_THE REQUEST_: Count lines with the string "عبدالله" in them. State the number alone.

--- START OF THE RECORDS ---

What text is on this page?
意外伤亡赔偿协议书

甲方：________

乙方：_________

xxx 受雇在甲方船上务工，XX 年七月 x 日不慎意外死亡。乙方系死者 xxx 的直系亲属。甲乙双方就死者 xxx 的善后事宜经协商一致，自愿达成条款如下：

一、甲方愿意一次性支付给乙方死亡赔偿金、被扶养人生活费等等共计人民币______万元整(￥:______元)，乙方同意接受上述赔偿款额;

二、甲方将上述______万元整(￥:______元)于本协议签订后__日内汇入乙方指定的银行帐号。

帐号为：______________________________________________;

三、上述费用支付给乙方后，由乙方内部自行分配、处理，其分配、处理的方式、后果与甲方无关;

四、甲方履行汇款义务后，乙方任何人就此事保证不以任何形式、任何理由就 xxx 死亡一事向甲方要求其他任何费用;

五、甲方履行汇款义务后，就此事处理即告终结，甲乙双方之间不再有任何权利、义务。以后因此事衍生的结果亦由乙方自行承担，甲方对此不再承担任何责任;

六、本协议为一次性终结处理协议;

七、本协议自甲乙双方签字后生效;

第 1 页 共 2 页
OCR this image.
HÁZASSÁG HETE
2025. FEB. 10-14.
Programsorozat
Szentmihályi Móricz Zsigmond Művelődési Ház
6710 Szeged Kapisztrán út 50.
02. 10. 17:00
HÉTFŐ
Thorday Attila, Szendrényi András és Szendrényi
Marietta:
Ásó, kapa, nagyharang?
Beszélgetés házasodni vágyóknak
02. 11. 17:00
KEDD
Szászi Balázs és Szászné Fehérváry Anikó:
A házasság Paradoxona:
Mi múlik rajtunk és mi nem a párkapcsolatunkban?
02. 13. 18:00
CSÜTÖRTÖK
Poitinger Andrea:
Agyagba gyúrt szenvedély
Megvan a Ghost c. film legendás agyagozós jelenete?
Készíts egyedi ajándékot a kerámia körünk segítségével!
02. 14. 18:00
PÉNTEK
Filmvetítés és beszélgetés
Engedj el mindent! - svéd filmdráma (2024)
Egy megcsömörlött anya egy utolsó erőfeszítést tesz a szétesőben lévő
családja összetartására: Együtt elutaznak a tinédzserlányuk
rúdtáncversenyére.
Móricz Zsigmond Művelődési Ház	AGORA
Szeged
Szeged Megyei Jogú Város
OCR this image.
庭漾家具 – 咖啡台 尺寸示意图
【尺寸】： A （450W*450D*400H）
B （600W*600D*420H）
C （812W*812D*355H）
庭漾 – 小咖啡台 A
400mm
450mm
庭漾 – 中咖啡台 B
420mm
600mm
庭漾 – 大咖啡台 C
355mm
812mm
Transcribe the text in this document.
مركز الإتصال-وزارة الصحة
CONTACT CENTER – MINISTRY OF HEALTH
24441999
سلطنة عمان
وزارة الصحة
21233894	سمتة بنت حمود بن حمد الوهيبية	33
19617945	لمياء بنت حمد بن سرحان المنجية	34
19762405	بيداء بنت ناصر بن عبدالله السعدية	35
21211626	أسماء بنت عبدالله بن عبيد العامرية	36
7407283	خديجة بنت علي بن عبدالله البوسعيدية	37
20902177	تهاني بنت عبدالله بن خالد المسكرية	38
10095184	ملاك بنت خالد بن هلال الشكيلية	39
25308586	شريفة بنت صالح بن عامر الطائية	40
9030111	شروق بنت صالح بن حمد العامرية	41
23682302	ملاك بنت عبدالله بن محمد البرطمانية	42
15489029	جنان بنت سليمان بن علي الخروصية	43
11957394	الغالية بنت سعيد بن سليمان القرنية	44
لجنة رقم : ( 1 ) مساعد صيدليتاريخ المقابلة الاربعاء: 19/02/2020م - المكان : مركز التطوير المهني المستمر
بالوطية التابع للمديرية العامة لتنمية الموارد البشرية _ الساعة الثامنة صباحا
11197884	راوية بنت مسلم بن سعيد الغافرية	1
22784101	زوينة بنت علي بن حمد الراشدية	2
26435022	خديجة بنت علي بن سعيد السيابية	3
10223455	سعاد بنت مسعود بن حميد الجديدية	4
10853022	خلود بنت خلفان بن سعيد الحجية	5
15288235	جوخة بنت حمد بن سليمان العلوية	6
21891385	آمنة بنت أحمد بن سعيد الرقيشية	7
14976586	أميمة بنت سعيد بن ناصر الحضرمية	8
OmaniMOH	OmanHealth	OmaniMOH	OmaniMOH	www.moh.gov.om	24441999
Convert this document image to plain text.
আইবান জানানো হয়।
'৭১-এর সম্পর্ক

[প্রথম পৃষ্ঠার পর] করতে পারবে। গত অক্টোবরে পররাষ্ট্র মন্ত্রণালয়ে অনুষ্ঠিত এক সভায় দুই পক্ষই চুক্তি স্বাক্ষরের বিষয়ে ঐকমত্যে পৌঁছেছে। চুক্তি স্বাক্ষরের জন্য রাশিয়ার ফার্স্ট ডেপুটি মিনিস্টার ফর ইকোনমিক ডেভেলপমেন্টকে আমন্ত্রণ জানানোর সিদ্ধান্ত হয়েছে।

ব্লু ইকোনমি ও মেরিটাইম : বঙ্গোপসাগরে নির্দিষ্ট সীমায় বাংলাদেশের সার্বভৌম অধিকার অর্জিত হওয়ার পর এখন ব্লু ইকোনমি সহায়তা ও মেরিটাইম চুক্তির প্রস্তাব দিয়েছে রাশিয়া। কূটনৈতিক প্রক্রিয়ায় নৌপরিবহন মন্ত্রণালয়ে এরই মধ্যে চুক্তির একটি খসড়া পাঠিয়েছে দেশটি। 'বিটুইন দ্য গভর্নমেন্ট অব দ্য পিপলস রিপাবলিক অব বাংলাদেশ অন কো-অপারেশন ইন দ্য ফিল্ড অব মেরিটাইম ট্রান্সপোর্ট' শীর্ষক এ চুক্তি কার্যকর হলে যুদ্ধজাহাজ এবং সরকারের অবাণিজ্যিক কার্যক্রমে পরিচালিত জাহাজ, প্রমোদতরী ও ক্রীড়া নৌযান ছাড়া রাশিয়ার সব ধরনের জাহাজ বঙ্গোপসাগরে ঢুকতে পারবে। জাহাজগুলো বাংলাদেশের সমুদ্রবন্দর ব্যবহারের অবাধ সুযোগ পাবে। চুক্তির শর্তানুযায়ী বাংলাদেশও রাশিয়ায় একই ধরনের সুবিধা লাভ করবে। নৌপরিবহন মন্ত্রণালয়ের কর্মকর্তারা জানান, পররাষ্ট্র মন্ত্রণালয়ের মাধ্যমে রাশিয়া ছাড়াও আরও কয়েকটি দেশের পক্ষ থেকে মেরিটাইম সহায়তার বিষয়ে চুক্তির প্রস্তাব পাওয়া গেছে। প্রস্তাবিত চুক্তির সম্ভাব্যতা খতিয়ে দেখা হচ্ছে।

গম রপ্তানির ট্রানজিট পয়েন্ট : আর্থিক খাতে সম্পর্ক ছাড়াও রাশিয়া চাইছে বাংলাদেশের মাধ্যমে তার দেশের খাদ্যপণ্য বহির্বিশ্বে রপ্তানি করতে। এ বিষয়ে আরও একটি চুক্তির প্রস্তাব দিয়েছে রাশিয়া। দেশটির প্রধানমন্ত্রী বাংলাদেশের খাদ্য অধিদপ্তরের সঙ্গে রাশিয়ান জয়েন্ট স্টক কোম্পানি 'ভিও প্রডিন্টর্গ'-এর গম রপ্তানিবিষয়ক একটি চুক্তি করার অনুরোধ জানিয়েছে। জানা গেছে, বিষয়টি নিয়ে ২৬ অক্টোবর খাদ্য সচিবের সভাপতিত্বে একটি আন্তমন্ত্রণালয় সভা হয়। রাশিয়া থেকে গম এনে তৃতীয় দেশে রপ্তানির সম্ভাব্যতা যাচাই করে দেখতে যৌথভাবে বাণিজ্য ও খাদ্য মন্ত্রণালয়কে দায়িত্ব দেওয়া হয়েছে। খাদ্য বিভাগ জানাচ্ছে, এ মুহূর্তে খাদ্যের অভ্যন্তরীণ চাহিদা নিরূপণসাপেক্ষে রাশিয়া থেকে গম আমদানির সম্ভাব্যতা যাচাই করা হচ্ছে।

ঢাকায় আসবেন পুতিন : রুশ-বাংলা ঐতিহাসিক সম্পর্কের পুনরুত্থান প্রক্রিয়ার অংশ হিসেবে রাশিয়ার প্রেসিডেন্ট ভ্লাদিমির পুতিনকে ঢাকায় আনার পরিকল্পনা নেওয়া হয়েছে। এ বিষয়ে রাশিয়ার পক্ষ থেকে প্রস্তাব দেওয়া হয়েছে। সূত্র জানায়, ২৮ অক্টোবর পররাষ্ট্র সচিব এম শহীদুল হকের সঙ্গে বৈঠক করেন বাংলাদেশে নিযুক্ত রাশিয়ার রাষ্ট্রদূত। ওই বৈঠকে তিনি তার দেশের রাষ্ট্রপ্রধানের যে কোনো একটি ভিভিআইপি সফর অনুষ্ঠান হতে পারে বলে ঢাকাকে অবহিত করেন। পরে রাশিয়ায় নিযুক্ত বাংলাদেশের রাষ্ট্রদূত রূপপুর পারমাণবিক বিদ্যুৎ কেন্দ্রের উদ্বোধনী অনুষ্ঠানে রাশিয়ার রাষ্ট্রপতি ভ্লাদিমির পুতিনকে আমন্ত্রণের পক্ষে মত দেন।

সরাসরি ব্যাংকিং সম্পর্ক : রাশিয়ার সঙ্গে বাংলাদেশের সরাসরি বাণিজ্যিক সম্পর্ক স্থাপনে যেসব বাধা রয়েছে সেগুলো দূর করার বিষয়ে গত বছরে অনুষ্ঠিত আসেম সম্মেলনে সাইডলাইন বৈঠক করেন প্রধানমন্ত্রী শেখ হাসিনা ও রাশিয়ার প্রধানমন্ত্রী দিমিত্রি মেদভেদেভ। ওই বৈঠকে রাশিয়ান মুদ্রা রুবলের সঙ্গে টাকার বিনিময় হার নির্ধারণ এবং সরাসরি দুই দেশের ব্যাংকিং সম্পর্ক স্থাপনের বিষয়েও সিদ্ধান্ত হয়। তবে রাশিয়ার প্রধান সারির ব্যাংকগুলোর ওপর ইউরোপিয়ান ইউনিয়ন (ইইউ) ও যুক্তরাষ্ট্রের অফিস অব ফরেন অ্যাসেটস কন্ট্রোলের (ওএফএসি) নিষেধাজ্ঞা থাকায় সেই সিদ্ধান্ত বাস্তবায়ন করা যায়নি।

--- END OF THE RECORDS ---

_EXERCISE OUTPUT_: 5